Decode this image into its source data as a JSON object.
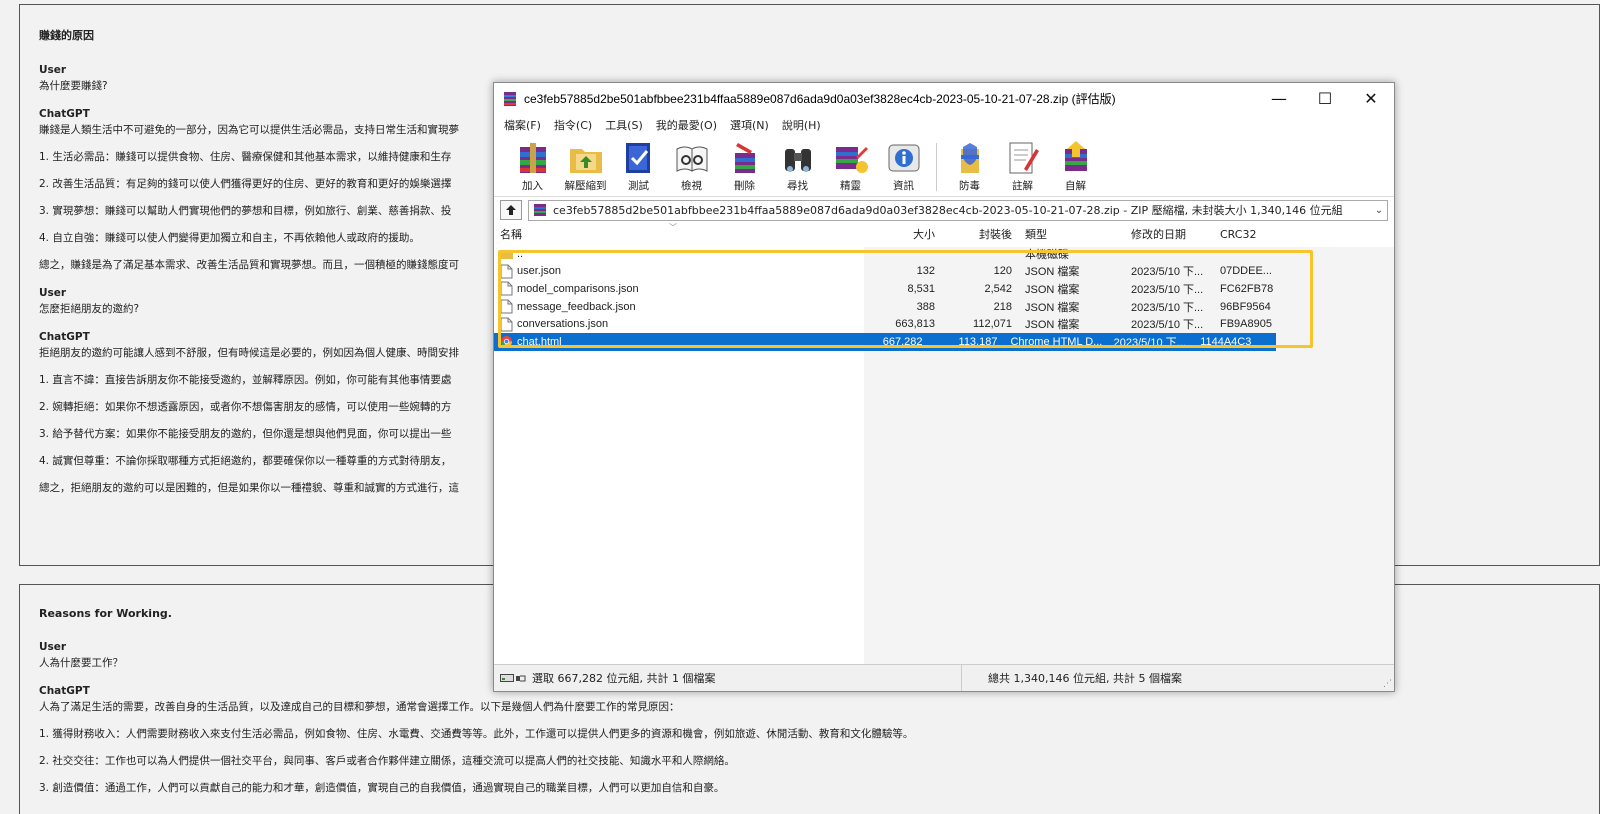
{
  "page1": {
    "title": "賺錢的原因",
    "blocks": [
      {
        "speaker": "User",
        "lines": [
          "為什麼要賺錢?"
        ]
      },
      {
        "speaker": "ChatGPT",
        "lines": [
          "賺錢是人類生活中不可避免的一部分，因為它可以提供生活必需品，支持日常生活和實現夢",
          "1. 生活必需品：賺錢可以提供食物、住房、醫療保健和其他基本需求，以維持健康和生存",
          "2. 改善生活品質：有足夠的錢可以使人們獲得更好的住房、更好的教育和更好的娛樂選擇",
          "3. 實現夢想：賺錢可以幫助人們實現他們的夢想和目標，例如旅行、創業、慈善捐款、投",
          "4. 自立自強：賺錢可以使人們變得更加獨立和自主，不再依賴他人或政府的援助。",
          "總之，賺錢是為了滿足基本需求、改善生活品質和實現夢想。而且，一個積極的賺錢態度可"
        ]
      },
      {
        "speaker": "User",
        "lines": [
          "怎麼拒絕朋友的邀約?"
        ]
      },
      {
        "speaker": "ChatGPT",
        "lines": [
          "拒絕朋友的邀約可能讓人感到不舒服，但有時候這是必要的，例如因為個人健康、時間安排",
          "1. 直言不諱：直接告訴朋友你不能接受邀約，並解釋原因。例如，你可能有其他事情要處",
          "2. 婉轉拒絕：如果你不想透露原因，或者你不想傷害朋友的感情，可以使用一些婉轉的方",
          "3. 給予替代方案：如果你不能接受朋友的邀約，但你還是想與他們見面，你可以提出一些",
          "4. 誠實但尊重：不論你採取哪種方式拒絕邀約，都要確保你以一種尊重的方式對待朋友，",
          "總之，拒絕朋友的邀約可以是困難的，但是如果你以一種禮貌、尊重和誠實的方式進行，這"
        ]
      }
    ]
  },
  "page2": {
    "title": "Reasons for Working.",
    "blocks": [
      {
        "speaker": "User",
        "lines": [
          "人為什麼要工作？"
        ]
      },
      {
        "speaker": "ChatGPT",
        "lines": [
          "人為了滿足生活的需要，改善自身的生活品質，以及達成自己的目標和夢想，通常會選擇工作。以下是幾個人們為什麼要工作的常見原因：",
          "1. 獲得財務收入：人們需要財務收入來支付生活必需品，例如食物、住房、水電費、交通費等等。此外，工作還可以提供人們更多的資源和機會，例如旅遊、休閒活動、教育和文化體驗等。",
          "2. 社交交往：工作也可以為人們提供一個社交平台，與同事、客戶或者合作夥伴建立關係，這種交流可以提高人們的社交技能、知識水平和人際網絡。",
          "3. 創造價值：通過工作，人們可以貢獻自己的能力和才華，創造價值，實現自己的自我價值，通過實現自己的職業目標，人們可以更加自信和自豪。"
        ]
      }
    ]
  },
  "winrar": {
    "title": "ce3feb57885d2be501abfbbee231b4ffaa5889e087d6ada9d0a03ef3828ec4cb-2023-05-10-21-07-28.zip (評估版)",
    "controls": {
      "minimize": "—",
      "maximize": "☐",
      "close": "✕"
    },
    "menu": [
      "檔案(F)",
      "指令(C)",
      "工具(S)",
      "我的最愛(O)",
      "選項(N)",
      "說明(H)"
    ],
    "toolbar": [
      "加入",
      "解壓縮到",
      "測試",
      "檢視",
      "刪除",
      "尋找",
      "精靈",
      "資訊",
      "防毒",
      "註解",
      "自解"
    ],
    "address": "ce3feb57885d2be501abfbbee231b4ffaa5889e087d6ada9d0a03ef3828ec4cb-2023-05-10-21-07-28.zip - ZIP 壓縮檔, 未封裝大小 1,340,146 位元組",
    "columns": {
      "name": "名稱",
      "size": "大小",
      "packed": "封裝後",
      "type": "類型",
      "modified": "修改的日期",
      "crc": "CRC32"
    },
    "parent_row": {
      "name": "..",
      "type": "本機磁碟"
    },
    "files": [
      {
        "name": "user.json",
        "size": "132",
        "packed": "120",
        "type": "JSON 檔案",
        "modified": "2023/5/10 下...",
        "crc": "07DDEE..."
      },
      {
        "name": "model_comparisons.json",
        "size": "8,531",
        "packed": "2,542",
        "type": "JSON 檔案",
        "modified": "2023/5/10 下...",
        "crc": "FC62FB78"
      },
      {
        "name": "message_feedback.json",
        "size": "388",
        "packed": "218",
        "type": "JSON 檔案",
        "modified": "2023/5/10 下...",
        "crc": "96BF9564"
      },
      {
        "name": "conversations.json",
        "size": "663,813",
        "packed": "112,071",
        "type": "JSON 檔案",
        "modified": "2023/5/10 下...",
        "crc": "FB9A8905"
      },
      {
        "name": "chat.html",
        "size": "667,282",
        "packed": "113,187",
        "type": "Chrome HTML D...",
        "modified": "2023/5/10 下...",
        "crc": "1144A4C3"
      }
    ],
    "status_left": "選取 667,282 位元組, 共計 1 個檔案",
    "status_right": "總共 1,340,146 位元組, 共計 5 個檔案",
    "highlight_color": "#f7c52b",
    "selection_color": "#0b6fd0"
  }
}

_TASK:_ From the data above, write out everything exactly except the pictures.

_RESULT OF THE EXERCISE:_
Decode this image into its source data as a JSON object.
{
  "page1": {
    "title": "賺錢的原因",
    "blocks": [
      {
        "speaker": "User",
        "lines": [
          "為什麼要賺錢?"
        ]
      },
      {
        "speaker": "ChatGPT",
        "lines": [
          "賺錢是人類生活中不可避免的一部分，因為它可以提供生活必需品，支持日常生活和實現夢",
          "1. 生活必需品：賺錢可以提供食物、住房、醫療保健和其他基本需求，以維持健康和生存",
          "2. 改善生活品質：有足夠的錢可以使人們獲得更好的住房、更好的教育和更好的娛樂選擇",
          "3. 實現夢想：賺錢可以幫助人們實現他們的夢想和目標，例如旅行、創業、慈善捐款、投",
          "4. 自立自強：賺錢可以使人們變得更加獨立和自主，不再依賴他人或政府的援助。",
          "總之，賺錢是為了滿足基本需求、改善生活品質和實現夢想。而且，一個積極的賺錢態度可"
        ]
      },
      {
        "speaker": "User",
        "lines": [
          "怎麼拒絕朋友的邀約?"
        ]
      },
      {
        "speaker": "ChatGPT",
        "lines": [
          "拒絕朋友的邀約可能讓人感到不舒服，但有時候這是必要的，例如因為個人健康、時間安排",
          "1. 直言不諱：直接告訴朋友你不能接受邀約，並解釋原因。例如，你可能有其他事情要處",
          "2. 婉轉拒絕：如果你不想透露原因，或者你不想傷害朋友的感情，可以使用一些婉轉的方",
          "3. 給予替代方案：如果你不能接受朋友的邀約，但你還是想與他們見面，你可以提出一些",
          "4. 誠實但尊重：不論你採取哪種方式拒絕邀約，都要確保你以一種尊重的方式對待朋友，",
          "總之，拒絕朋友的邀約可以是困難的，但是如果你以一種禮貌、尊重和誠實的方式進行，這"
        ]
      }
    ]
  },
  "page2": {
    "title": "Reasons for Working.",
    "blocks": [
      {
        "speaker": "User",
        "lines": [
          "人為什麼要工作？"
        ]
      },
      {
        "speaker": "ChatGPT",
        "lines": [
          "人為了滿足生活的需要，改善自身的生活品質，以及達成自己的目標和夢想，通常會選擇工作。以下是幾個人們為什麼要工作的常見原因：",
          "1. 獲得財務收入：人們需要財務收入來支付生活必需品，例如食物、住房、水電費、交通費等等。此外，工作還可以提供人們更多的資源和機會，例如旅遊、休閒活動、教育和文化體驗等。",
          "2. 社交交往：工作也可以為人們提供一個社交平台，與同事、客戶或者合作夥伴建立關係，這種交流可以提高人們的社交技能、知識水平和人際網絡。",
          "3. 創造價值：通過工作，人們可以貢獻自己的能力和才華，創造價值，實現自己的自我價值，通過實現自己的職業目標，人們可以更加自信和自豪。"
        ]
      }
    ]
  },
  "winrar": {
    "title": "ce3feb57885d2be501abfbbee231b4ffaa5889e087d6ada9d0a03ef3828ec4cb-2023-05-10-21-07-28.zip (評估版)",
    "controls": {
      "minimize": "—",
      "maximize": "☐",
      "close": "✕"
    },
    "menu": [
      "檔案(F)",
      "指令(C)",
      "工具(S)",
      "我的最愛(O)",
      "選項(N)",
      "說明(H)"
    ],
    "toolbar": [
      "加入",
      "解壓縮到",
      "測試",
      "檢視",
      "刪除",
      "尋找",
      "精靈",
      "資訊",
      "防毒",
      "註解",
      "自解"
    ],
    "address": "ce3feb57885d2be501abfbbee231b4ffaa5889e087d6ada9d0a03ef3828ec4cb-2023-05-10-21-07-28.zip - ZIP 壓縮檔, 未封裝大小 1,340,146 位元組",
    "columns": {
      "name": "名稱",
      "size": "大小",
      "packed": "封裝後",
      "type": "類型",
      "modified": "修改的日期",
      "crc": "CRC32"
    },
    "parent_row": {
      "name": "..",
      "type": "本機磁碟"
    },
    "files": [
      {
        "name": "user.json",
        "size": "132",
        "packed": "120",
        "type": "JSON 檔案",
        "modified": "2023/5/10 下...",
        "crc": "07DDEE..."
      },
      {
        "name": "model_comparisons.json",
        "size": "8,531",
        "packed": "2,542",
        "type": "JSON 檔案",
        "modified": "2023/5/10 下...",
        "crc": "FC62FB78"
      },
      {
        "name": "message_feedback.json",
        "size": "388",
        "packed": "218",
        "type": "JSON 檔案",
        "modified": "2023/5/10 下...",
        "crc": "96BF9564"
      },
      {
        "name": "conversations.json",
        "size": "663,813",
        "packed": "112,071",
        "type": "JSON 檔案",
        "modified": "2023/5/10 下...",
        "crc": "FB9A8905"
      },
      {
        "name": "chat.html",
        "size": "667,282",
        "packed": "113,187",
        "type": "Chrome HTML D...",
        "modified": "2023/5/10 下...",
        "crc": "1144A4C3"
      }
    ],
    "status_left": "選取 667,282 位元組, 共計 1 個檔案",
    "status_right": "總共 1,340,146 位元組, 共計 5 個檔案",
    "highlight_color": "#f7c52b",
    "selection_color": "#0b6fd0"
  }
}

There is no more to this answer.